» OBJECTIVE:
Select each line where the word "name" appears.

[Begin RECORDS FOR THIS EXERCISE]

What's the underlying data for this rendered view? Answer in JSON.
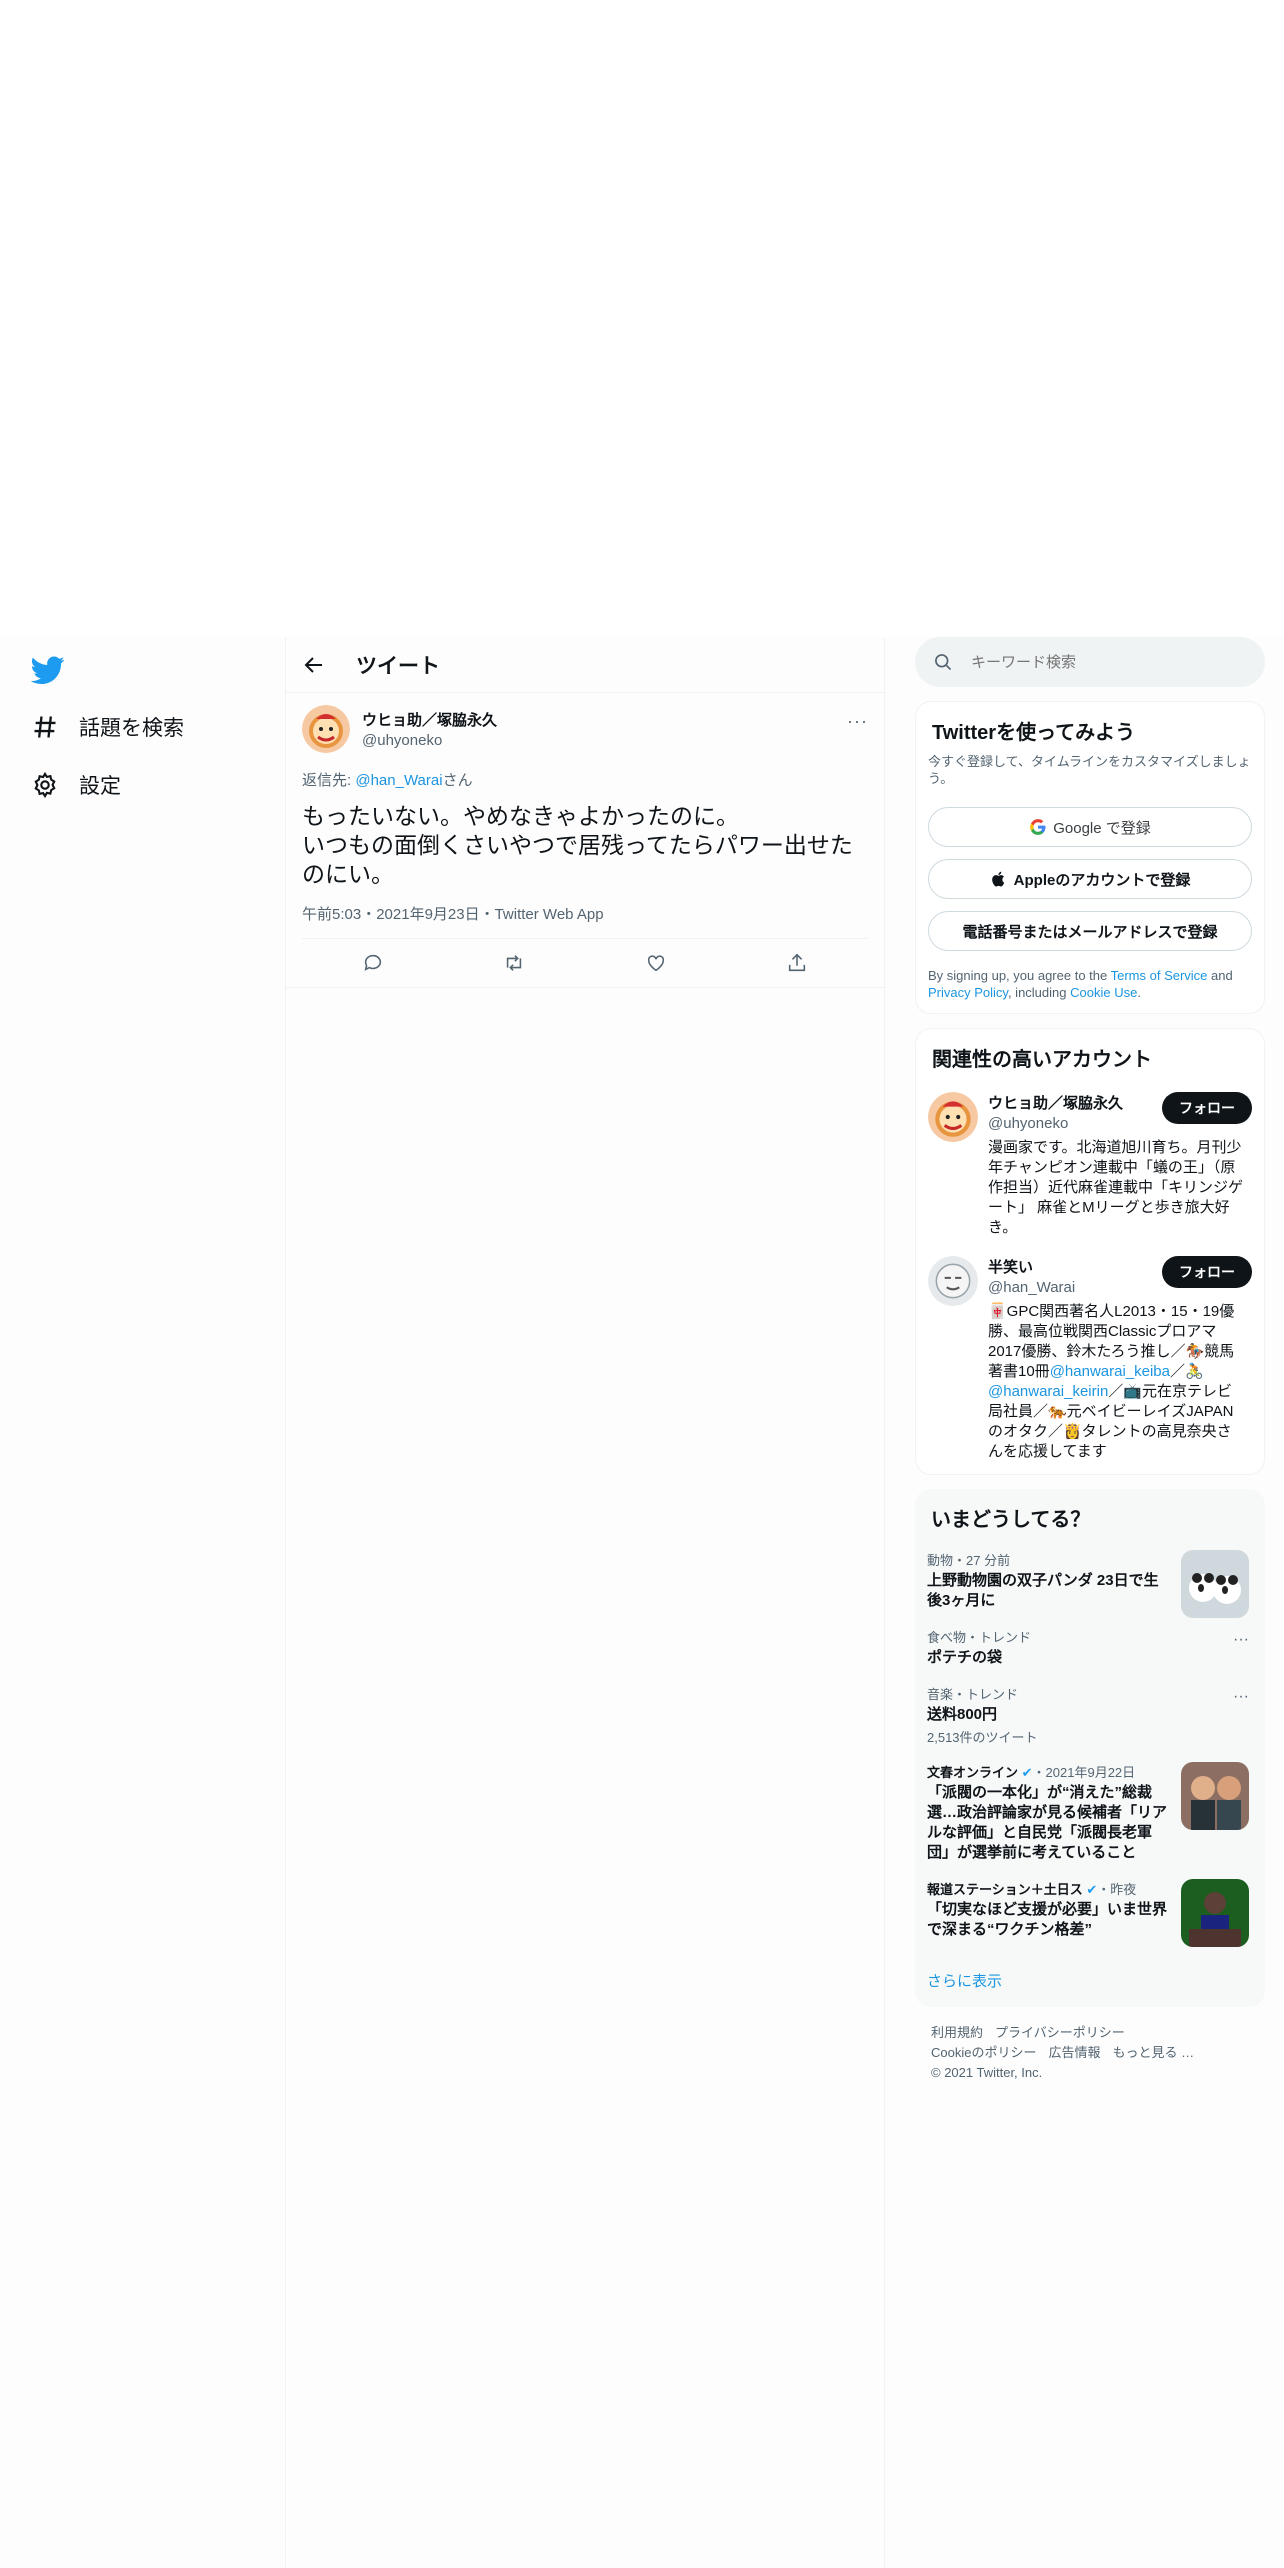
{
  "nav": {
    "explore": "話題を検索",
    "settings": "設定"
  },
  "header": {
    "title": "ツイート"
  },
  "tweet": {
    "name": "ウヒョ助／塚脇永久",
    "handle": "@uhyoneko",
    "reply_prefix": "返信先: ",
    "reply_handle": "@han_Warai",
    "reply_suffix": "さん",
    "text": "もったいない。やめなきゃよかったのに。\nいつもの面倒くさいやつで居残ってたらパワー出せたのにい。",
    "meta": "午前5:03・2021年9月23日・Twitter Web App",
    "more": "···"
  },
  "search": {
    "placeholder": "キーワード検索"
  },
  "signup": {
    "title": "Twitterを使ってみよう",
    "subtitle": "今すぐ登録して、タイムラインをカスタマイズしましょう。",
    "google": "Google で登録",
    "apple": "Appleのアカウントで登録",
    "phone": "電話番号またはメールアドレスで登録",
    "terms_prefix": "By signing up, you agree to the ",
    "terms_tos": "Terms of Service",
    "terms_and": " and ",
    "terms_privacy": "Privacy Policy",
    "terms_including": ", including ",
    "terms_cookie": "Cookie Use",
    "terms_end": "."
  },
  "related": {
    "title": "関連性の高いアカウント",
    "follow_label": "フォロー",
    "accounts": [
      {
        "name": "ウヒョ助／塚脇永久",
        "handle": "@uhyoneko",
        "bio": "漫画家です。北海道旭川育ち。月刊少年チャンピオン連載中「蟻の王」（原作担当）近代麻雀連載中「キリンジゲート」 麻雀とMリーグと歩き旅大好き。"
      },
      {
        "name": "半笑い",
        "handle": "@han_Warai",
        "bio_1": "🀄GPC関西著名人L2013・15・19優勝、最高位戦関西Classicプロアマ2017優勝、鈴木たろう推し／🏇競馬著書10冊",
        "bio_link1": "@hanwarai_keiba",
        "bio_2": "／🚴",
        "bio_link2": "@hanwarai_keirin",
        "bio_3": "／📺元在京テレビ局社員／🐅元ベイビーレイズJAPANのオタク／👸タレントの高見奈央さんを応援してます"
      }
    ]
  },
  "trends": {
    "title": "いまどうしてる？",
    "items": [
      {
        "category": "動物・27 分前",
        "title": "上野動物園の双子パンダ 23日で生後3ヶ月に"
      },
      {
        "category": "食べ物・トレンド",
        "title": "ポテチの袋"
      },
      {
        "category": "音楽・トレンド",
        "title": "送料800円",
        "count": "2,513件のツイート"
      },
      {
        "source": "文春オンライン",
        "time": "・2021年9月22日",
        "title": "「派閥の一本化」が“消えた”総裁選…政治評論家が見る候補者「リアルな評価」と自民党「派閥長老軍団」が選挙前に考えていること"
      },
      {
        "source": "報道ステーション＋土日ス",
        "time": "・昨夜",
        "title": "「切実なほど支援が必要」いま世界で深まる“ワクチン格差”"
      }
    ],
    "show_more": "さらに表示"
  },
  "footer": {
    "links": [
      "利用規約",
      "プライバシーポリシー",
      "Cookieのポリシー",
      "広告情報",
      "もっと見る …"
    ],
    "copyright": "© 2021 Twitter, Inc."
  },
  "colors": {
    "accent": "#1d9bf0",
    "link": "#1b95e0",
    "text": "#0f1419",
    "secondary": "#536471"
  }
}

[End RECORDS FOR THIS EXERCISE]

» CORRECT RESULT:
    "name": "ウヒョ助／塚脇永久",
        "name": "ウヒョ助／塚脇永久",
        "name": "半笑い",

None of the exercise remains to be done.